Part of a data file
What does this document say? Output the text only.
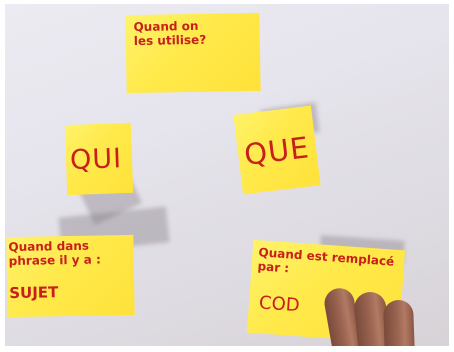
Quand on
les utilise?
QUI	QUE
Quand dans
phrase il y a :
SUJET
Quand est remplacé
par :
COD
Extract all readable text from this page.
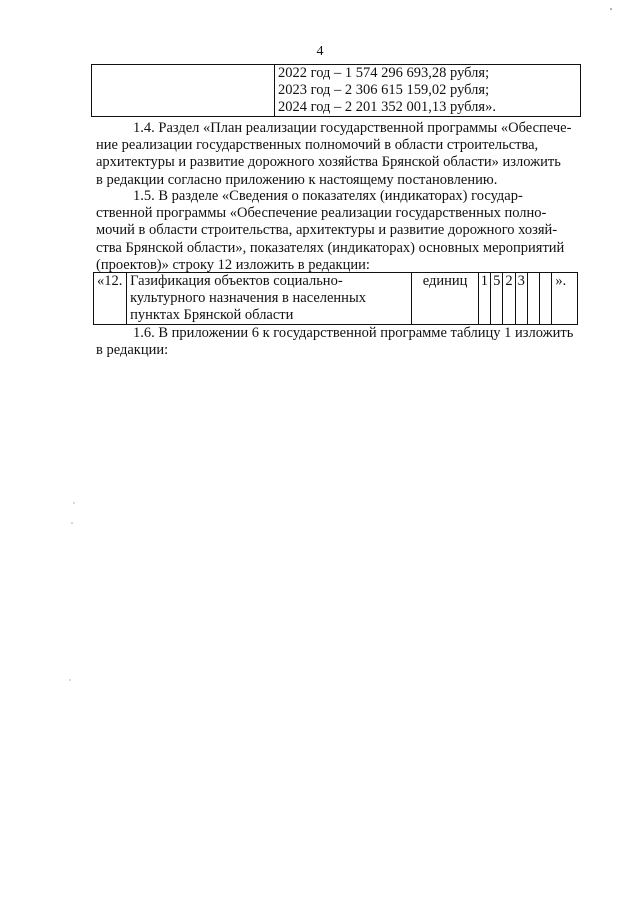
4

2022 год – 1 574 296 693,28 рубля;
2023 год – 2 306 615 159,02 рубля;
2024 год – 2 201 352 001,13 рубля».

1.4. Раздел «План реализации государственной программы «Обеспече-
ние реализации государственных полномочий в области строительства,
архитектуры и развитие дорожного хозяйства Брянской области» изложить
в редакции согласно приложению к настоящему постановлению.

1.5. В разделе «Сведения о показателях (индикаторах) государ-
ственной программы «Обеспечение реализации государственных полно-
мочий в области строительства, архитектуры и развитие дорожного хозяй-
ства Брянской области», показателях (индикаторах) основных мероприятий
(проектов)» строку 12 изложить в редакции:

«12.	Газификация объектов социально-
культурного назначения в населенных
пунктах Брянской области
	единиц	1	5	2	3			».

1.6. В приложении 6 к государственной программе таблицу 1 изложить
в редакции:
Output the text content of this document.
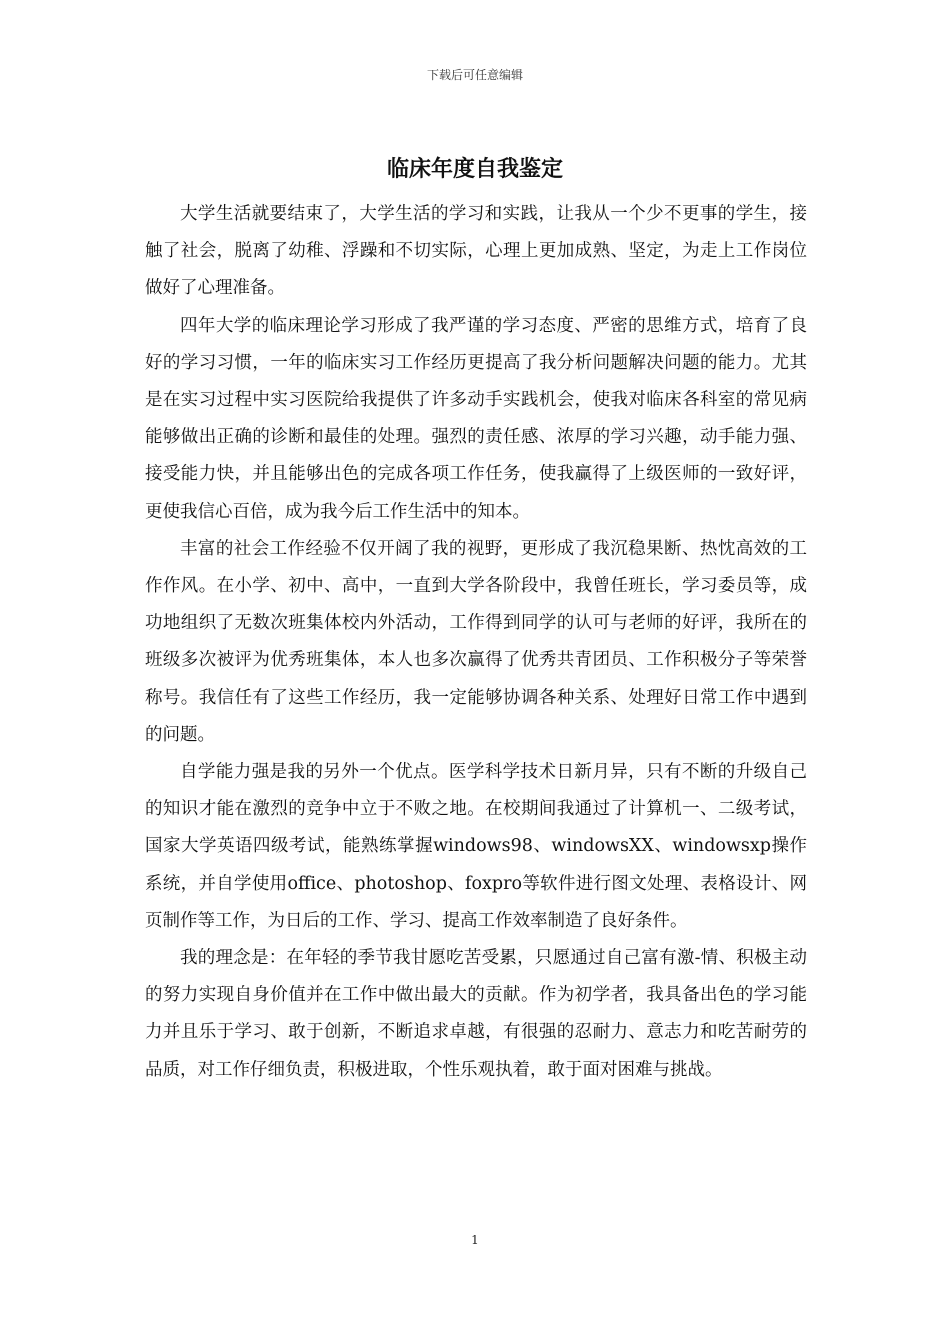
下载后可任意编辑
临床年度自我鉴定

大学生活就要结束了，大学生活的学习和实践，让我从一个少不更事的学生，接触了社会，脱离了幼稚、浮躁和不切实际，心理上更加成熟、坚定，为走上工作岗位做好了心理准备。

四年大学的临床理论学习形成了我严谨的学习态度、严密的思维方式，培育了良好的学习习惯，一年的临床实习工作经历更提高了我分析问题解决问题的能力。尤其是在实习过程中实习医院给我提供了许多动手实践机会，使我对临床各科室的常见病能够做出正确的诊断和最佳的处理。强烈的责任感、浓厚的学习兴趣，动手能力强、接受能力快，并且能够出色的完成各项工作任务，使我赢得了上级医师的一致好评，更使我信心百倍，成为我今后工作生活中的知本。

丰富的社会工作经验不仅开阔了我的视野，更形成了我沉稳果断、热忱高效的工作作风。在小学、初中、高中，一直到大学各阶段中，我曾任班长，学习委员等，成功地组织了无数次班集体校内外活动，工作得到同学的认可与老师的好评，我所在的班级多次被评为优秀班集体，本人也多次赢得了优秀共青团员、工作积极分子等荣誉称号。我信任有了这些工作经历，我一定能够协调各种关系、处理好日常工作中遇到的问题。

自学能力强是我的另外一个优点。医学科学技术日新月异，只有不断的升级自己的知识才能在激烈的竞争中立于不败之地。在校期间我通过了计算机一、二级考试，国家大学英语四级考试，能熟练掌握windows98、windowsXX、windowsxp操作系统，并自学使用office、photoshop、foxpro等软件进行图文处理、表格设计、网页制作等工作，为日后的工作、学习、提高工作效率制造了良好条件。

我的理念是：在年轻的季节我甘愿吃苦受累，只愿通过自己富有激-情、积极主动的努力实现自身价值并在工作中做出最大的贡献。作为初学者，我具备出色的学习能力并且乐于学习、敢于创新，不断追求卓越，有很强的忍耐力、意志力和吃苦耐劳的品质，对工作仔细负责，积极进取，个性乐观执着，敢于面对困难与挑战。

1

• [Written instruction]
Give every record back exactly as it reads, with no images.

• [Output for this task]
What does this document say? Output the text only.
Quand on
les utilise?
QUI	QUE
Quand dans
phrase il y a :
SUJET
Quand est remplacé
par :
COD
Extract all readable text from this page.
4

2022 год – 1 574 296 693,28 рубля;
2023 год – 2 306 615 159,02 рубля;
2024 год – 2 201 352 001,13 рубля».

1.4. Раздел «План реализации государственной программы «Обеспече-
ние реализации государственных полномочий в области строительства,
архитектуры и развитие дорожного хозяйства Брянской области» изложить
в редакции согласно приложению к настоящему постановлению.

1.5. В разделе «Сведения о показателях (индикаторах) государ-
ственной программы «Обеспечение реализации государственных полно-
мочий в области строительства, архитектуры и развитие дорожного хозяй-
ства Брянской области», показателях (индикаторах) основных мероприятий
(проектов)» строку 12 изложить в редакции:

«12.	Газификация объектов социально-
культурного назначения в населенных
пунктах Брянской области
	единиц	1	5	2	3			».

1.6. В приложении 6 к государственной программе таблицу 1 изложить
в редакции:
Output the text content of this document.
下载后可任意编辑
临床年度自我鉴定

大学生活就要结束了，大学生活的学习和实践，让我从一个少不更事的学生，接触了社会，脱离了幼稚、浮躁和不切实际，心理上更加成熟、坚定，为走上工作岗位做好了心理准备。

四年大学的临床理论学习形成了我严谨的学习态度、严密的思维方式，培育了良好的学习习惯，一年的临床实习工作经历更提高了我分析问题解决问题的能力。尤其是在实习过程中实习医院给我提供了许多动手实践机会，使我对临床各科室的常见病能够做出正确的诊断和最佳的处理。强烈的责任感、浓厚的学习兴趣，动手能力强、接受能力快，并且能够出色的完成各项工作任务，使我赢得了上级医师的一致好评，更使我信心百倍，成为我今后工作生活中的知本。

丰富的社会工作经验不仅开阔了我的视野，更形成了我沉稳果断、热忱高效的工作作风。在小学、初中、高中，一直到大学各阶段中，我曾任班长，学习委员等，成功地组织了无数次班集体校内外活动，工作得到同学的认可与老师的好评，我所在的班级多次被评为优秀班集体，本人也多次赢得了优秀共青团员、工作积极分子等荣誉称号。我信任有了这些工作经历，我一定能够协调各种关系、处理好日常工作中遇到的问题。

自学能力强是我的另外一个优点。医学科学技术日新月异，只有不断的升级自己的知识才能在激烈的竞争中立于不败之地。在校期间我通过了计算机一、二级考试，国家大学英语四级考试，能熟练掌握windows98、windowsXX、windowsxp操作系统，并自学使用office、photoshop、foxpro等软件进行图文处理、表格设计、网页制作等工作，为日后的工作、学习、提高工作效率制造了良好条件。

我的理念是：在年轻的季节我甘愿吃苦受累，只愿通过自己富有激-情、积极主动的努力实现自身价值并在工作中做出最大的贡献。作为初学者，我具备出色的学习能力并且乐于学习、敢于创新，不断追求卓越，有很强的忍耐力、意志力和吃苦耐劳的品质，对工作仔细负责，积极进取，个性乐观执着，敢于面对困难与挑战。

1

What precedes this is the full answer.